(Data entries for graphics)
** start **
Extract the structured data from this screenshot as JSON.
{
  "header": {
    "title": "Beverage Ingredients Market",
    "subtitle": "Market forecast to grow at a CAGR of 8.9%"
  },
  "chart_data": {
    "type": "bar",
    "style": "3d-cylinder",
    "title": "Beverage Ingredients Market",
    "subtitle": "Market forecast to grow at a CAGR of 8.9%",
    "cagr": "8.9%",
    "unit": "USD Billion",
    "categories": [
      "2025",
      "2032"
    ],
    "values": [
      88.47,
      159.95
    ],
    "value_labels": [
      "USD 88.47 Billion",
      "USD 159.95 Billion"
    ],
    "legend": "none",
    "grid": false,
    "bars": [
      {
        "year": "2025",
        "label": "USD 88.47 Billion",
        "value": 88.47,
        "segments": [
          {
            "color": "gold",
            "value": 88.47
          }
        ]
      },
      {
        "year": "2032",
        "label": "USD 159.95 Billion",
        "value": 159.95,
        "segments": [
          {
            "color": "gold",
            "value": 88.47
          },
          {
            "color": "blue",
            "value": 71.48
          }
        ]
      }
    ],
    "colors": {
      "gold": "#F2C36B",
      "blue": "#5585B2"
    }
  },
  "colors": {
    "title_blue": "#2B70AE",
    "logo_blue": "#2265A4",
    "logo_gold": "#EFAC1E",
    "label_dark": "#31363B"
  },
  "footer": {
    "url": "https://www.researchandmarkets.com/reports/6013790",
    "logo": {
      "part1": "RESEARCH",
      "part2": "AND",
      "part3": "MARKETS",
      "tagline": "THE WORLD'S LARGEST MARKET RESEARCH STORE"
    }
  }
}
** end **
### Exercise
Copy each line that contains the word "Billion".

### Expected answer
    "unit": "USD Billion",
      "USD 88.47 Billion",
      "USD 159.95 Billion"
        "label": "USD 88.47 Billion",
        "label": "USD 159.95 Billion",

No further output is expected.